··· Given data ···

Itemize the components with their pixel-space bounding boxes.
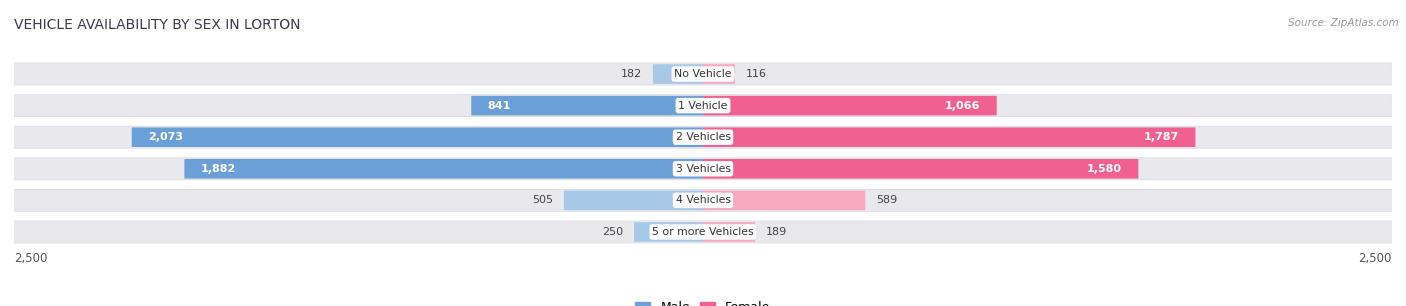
FancyBboxPatch shape — [14, 221, 1392, 243]
Text: 4 Vehicles: 4 Vehicles — [675, 195, 731, 205]
Text: 5 or more Vehicles: 5 or more Vehicles — [652, 227, 754, 237]
FancyBboxPatch shape — [14, 190, 1392, 211]
Text: 841: 841 — [488, 101, 512, 111]
Text: VEHICLE AVAILABILITY BY SEX IN LORTON: VEHICLE AVAILABILITY BY SEX IN LORTON — [14, 18, 301, 32]
FancyBboxPatch shape — [132, 127, 703, 147]
Text: 250: 250 — [602, 227, 623, 237]
FancyBboxPatch shape — [14, 94, 1392, 117]
Text: 1,787: 1,787 — [1143, 132, 1178, 142]
Text: 589: 589 — [876, 195, 897, 205]
Text: 116: 116 — [747, 69, 768, 79]
FancyBboxPatch shape — [14, 221, 1392, 243]
FancyBboxPatch shape — [703, 96, 997, 115]
Text: 3 Vehicles: 3 Vehicles — [675, 164, 731, 174]
FancyBboxPatch shape — [14, 126, 1392, 148]
FancyBboxPatch shape — [471, 96, 703, 115]
FancyBboxPatch shape — [703, 159, 1139, 179]
FancyBboxPatch shape — [634, 222, 703, 242]
FancyBboxPatch shape — [703, 64, 735, 84]
Text: 2,073: 2,073 — [148, 132, 183, 142]
FancyBboxPatch shape — [14, 126, 1392, 149]
FancyBboxPatch shape — [703, 222, 755, 242]
Text: 1 Vehicle: 1 Vehicle — [678, 101, 728, 111]
FancyBboxPatch shape — [652, 64, 703, 84]
FancyBboxPatch shape — [14, 158, 1392, 180]
FancyBboxPatch shape — [564, 191, 703, 210]
FancyBboxPatch shape — [703, 127, 1195, 147]
Text: 182: 182 — [620, 69, 641, 79]
Text: 189: 189 — [766, 227, 787, 237]
FancyBboxPatch shape — [14, 189, 1392, 212]
FancyBboxPatch shape — [14, 63, 1392, 85]
FancyBboxPatch shape — [184, 159, 703, 179]
FancyBboxPatch shape — [14, 157, 1392, 180]
Text: 1,066: 1,066 — [945, 101, 980, 111]
Text: 2,500: 2,500 — [1358, 252, 1392, 265]
Text: Source: ZipAtlas.com: Source: ZipAtlas.com — [1288, 18, 1399, 28]
Text: 505: 505 — [531, 195, 553, 205]
Text: No Vehicle: No Vehicle — [675, 69, 731, 79]
Legend: Male, Female: Male, Female — [630, 296, 776, 306]
Text: 2 Vehicles: 2 Vehicles — [675, 132, 731, 142]
Text: 1,580: 1,580 — [1087, 164, 1122, 174]
FancyBboxPatch shape — [14, 95, 1392, 116]
FancyBboxPatch shape — [703, 191, 865, 210]
FancyBboxPatch shape — [14, 63, 1392, 85]
Text: 2,500: 2,500 — [14, 252, 48, 265]
Text: 1,882: 1,882 — [201, 164, 236, 174]
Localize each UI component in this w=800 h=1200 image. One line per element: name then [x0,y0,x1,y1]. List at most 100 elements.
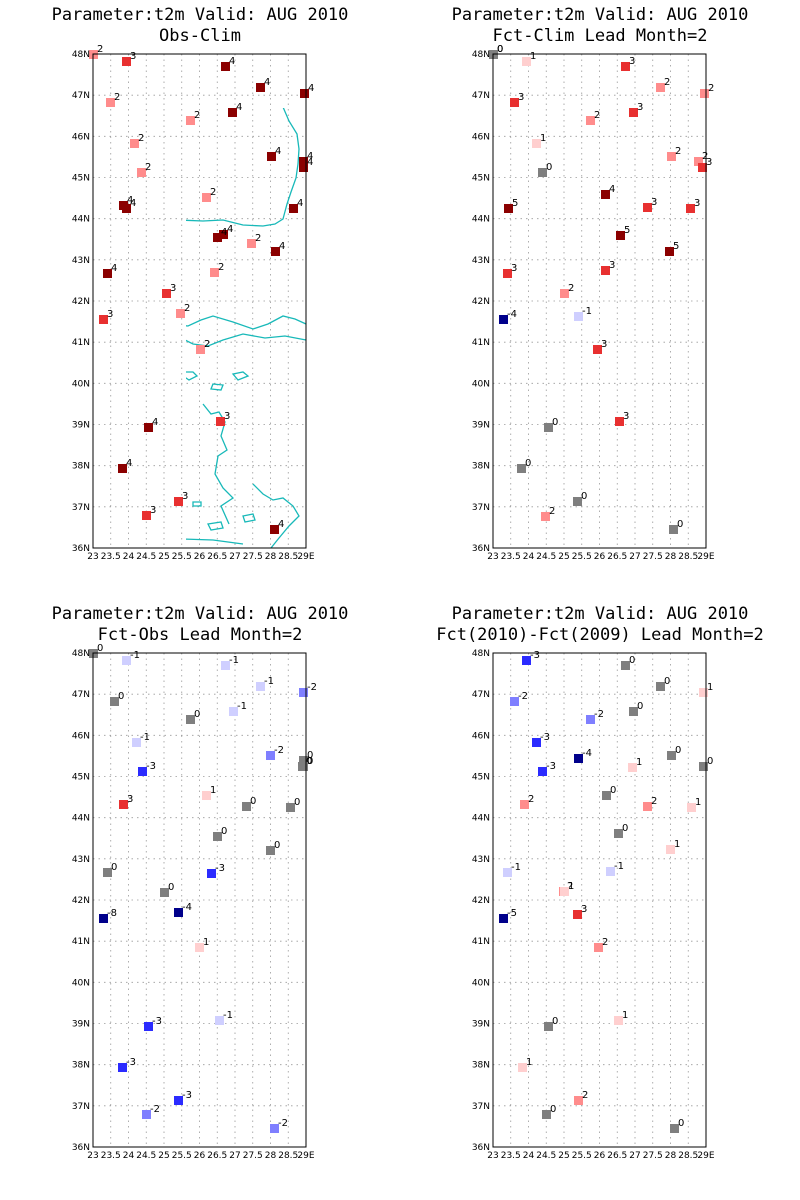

···

◆ What needs to be done ◆
Find each line in the entries above that contains the word "Vehicles" and copy those lines out.

◆ Output of the exercise ◆
Text: 4 Vehicles: 4 Vehicles — [675, 195, 731, 205]
Text: 5 or more Vehicles: 5 or more Vehicles — [652, 227, 754, 237]
Text: 3 Vehicles: 3 Vehicles — [675, 164, 731, 174]
Text: 2 Vehicles: 2 Vehicles — [675, 132, 731, 142]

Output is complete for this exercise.